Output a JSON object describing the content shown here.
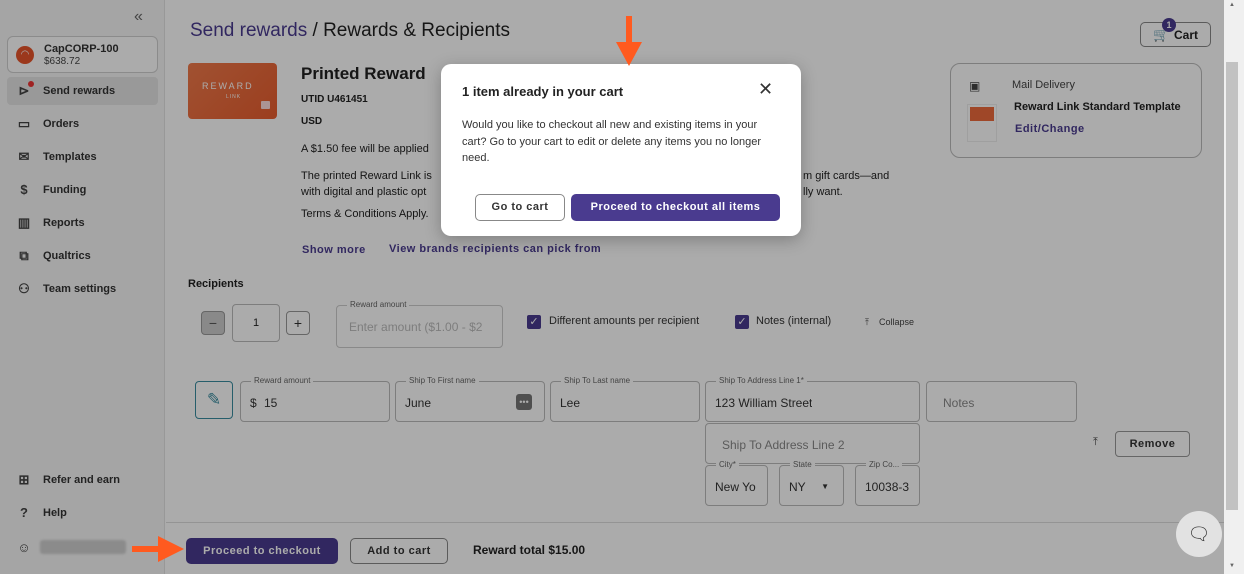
{
  "sidebar": {
    "collapse_icon": "double-chevron-left-icon",
    "account": {
      "name": "CapCORP-100",
      "balance": "$638.72"
    },
    "items": [
      {
        "label": "Send rewards",
        "icon": "send-icon"
      },
      {
        "label": "Orders",
        "icon": "folder-icon"
      },
      {
        "label": "Templates",
        "icon": "mail-icon"
      },
      {
        "label": "Funding",
        "icon": "dollar-icon"
      },
      {
        "label": "Reports",
        "icon": "chart-icon"
      },
      {
        "label": "Qualtrics",
        "icon": "qualtrics-icon"
      },
      {
        "label": "Team settings",
        "icon": "team-icon"
      }
    ],
    "bottom_items": [
      {
        "label": "Refer and earn",
        "icon": "gift-icon"
      },
      {
        "label": "Help",
        "icon": "help-icon"
      }
    ]
  },
  "header": {
    "breadcrumb_link": "Send rewards",
    "breadcrumb_sep": " / ",
    "breadcrumb_current": "Rewards & Recipients",
    "cart_label": "Cart",
    "cart_count": "1"
  },
  "product": {
    "image_text": "REWARD",
    "image_subtext": "LINK",
    "title": "Printed Reward",
    "utid": "UTID U461451",
    "currency": "USD",
    "fee": "A $1.50 fee will be applied",
    "desc_line1": "The printed Reward Link is",
    "desc_line1_end": "m gift cards—and",
    "desc_line2": "with digital and plastic opt",
    "desc_line2_end": "lly want.",
    "terms": "Terms & Conditions Apply.",
    "show_more": "Show more",
    "brands_link": "View brands recipients can pick from"
  },
  "mail": {
    "title": "Mail Delivery",
    "template": "Reward Link Standard Template",
    "edit": "Edit/Change"
  },
  "recipients": {
    "label": "Recipients",
    "quantity": "1",
    "minus": "−",
    "plus": "+",
    "amount_label": "Reward amount",
    "amount_placeholder": "Enter amount ($1.00 - $2",
    "different_amounts": "Different amounts per recipient",
    "notes_internal": "Notes (internal)",
    "collapse": "Collapse"
  },
  "row": {
    "reward_amount_label": "Reward amount",
    "reward_prefix": "$",
    "reward_amount": "15",
    "first_name_label": "Ship To First name",
    "first_name": "June",
    "last_name_label": "Ship To Last name",
    "last_name": "Lee",
    "addr1_label": "Ship To Address Line 1*",
    "addr1": "123 William Street",
    "notes_placeholder": "Notes",
    "addr2_placeholder": "Ship To Address Line 2",
    "city_label": "City*",
    "city": "New Yo",
    "state_label": "State",
    "state": "NY",
    "zip_label": "Zip Co...",
    "zip": "10038-3",
    "remove": "Remove"
  },
  "footer": {
    "checkout": "Proceed to checkout",
    "add_to_cart": "Add to cart",
    "total": "Reward total $15.00"
  },
  "modal": {
    "title": "1 item already in your cart",
    "body": "Would you like to checkout all new and existing items in your cart? Go to your cart to edit or delete any items you no longer need.",
    "go_to_cart": "Go to cart",
    "checkout_all": "Proceed to checkout all items"
  },
  "colors": {
    "accent": "#4a3b8f",
    "arrow": "#ff5a1f",
    "brand_orange": "#e8542b"
  }
}
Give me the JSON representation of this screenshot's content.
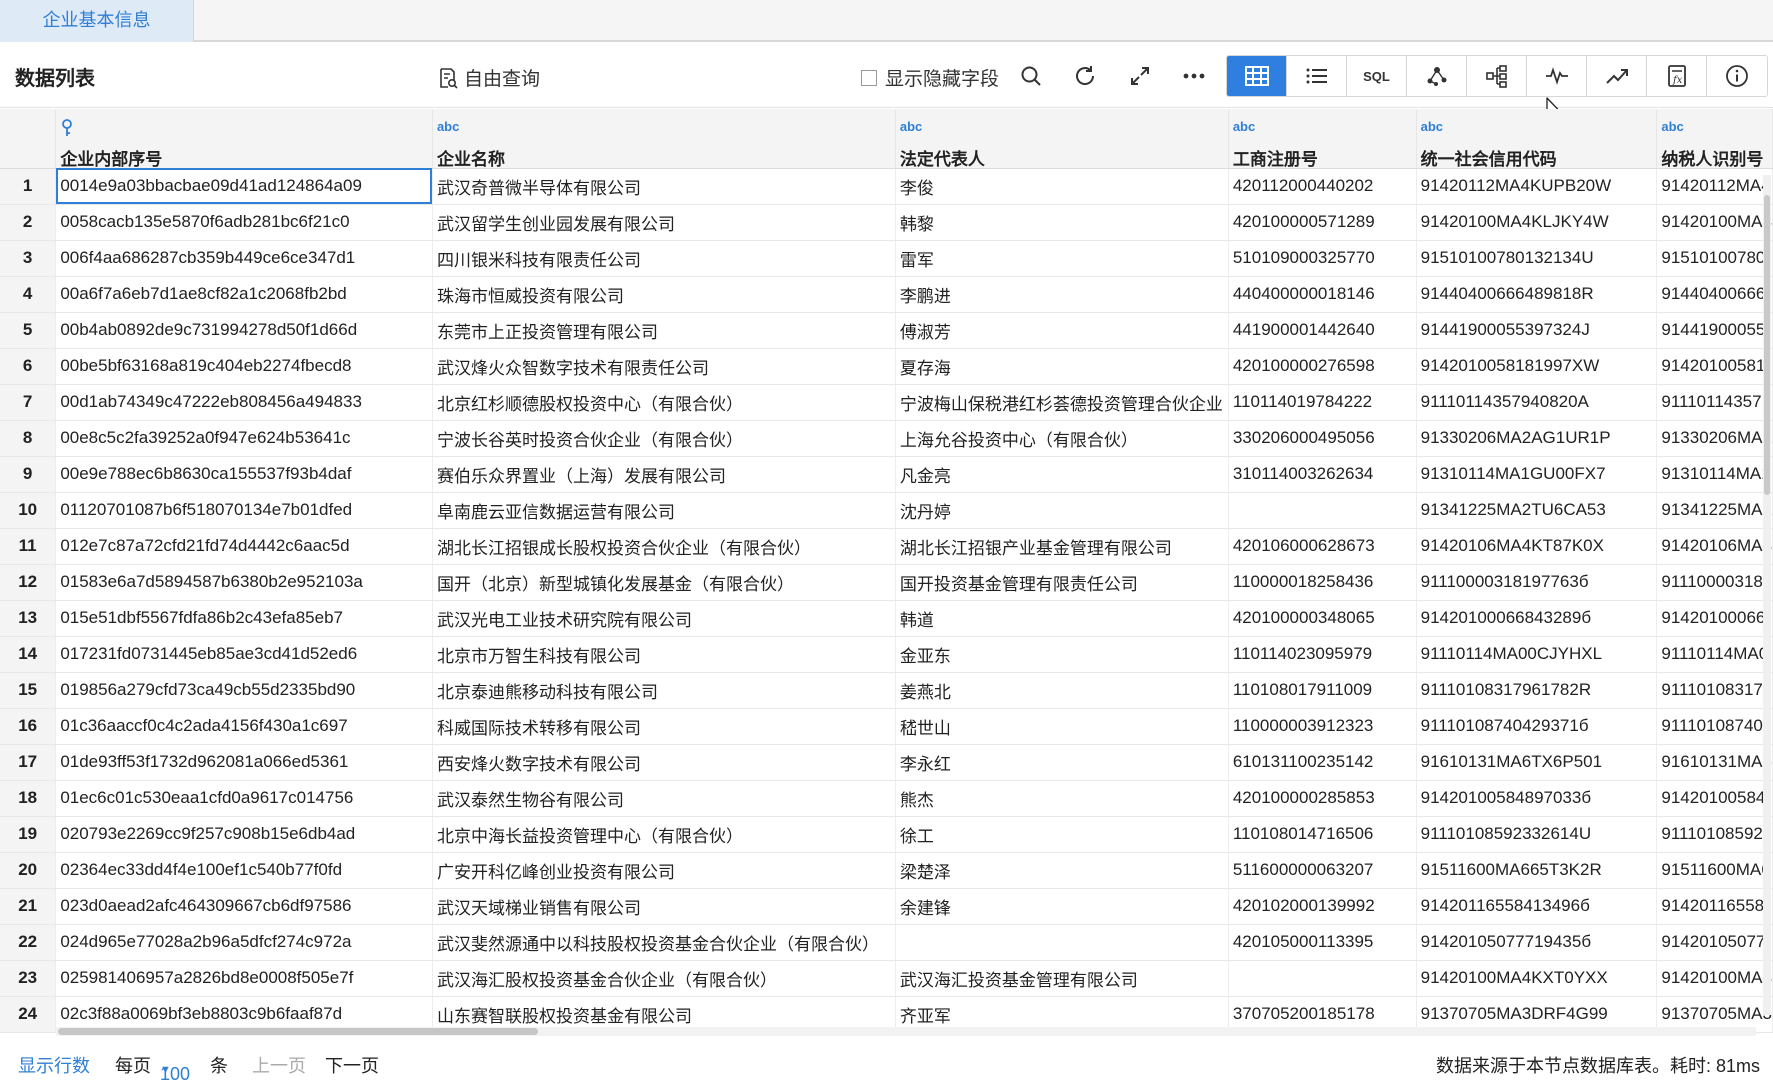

WHAT YOU HAVE TO DO.
Select all lines in the listing above where the word "icon" appears, and show them.

ANSWER BELOW.
    "collapse_icon": "double-chevron-left-icon",
        "icon": "send-icon"
        "icon": "folder-icon"
        "icon": "mail-icon"
        "icon": "dollar-icon"
        "icon": "chart-icon"
        "icon": "qualtrics-icon"
        "icon": "team-icon"
        "icon": "gift-icon"
        "icon": "help-icon"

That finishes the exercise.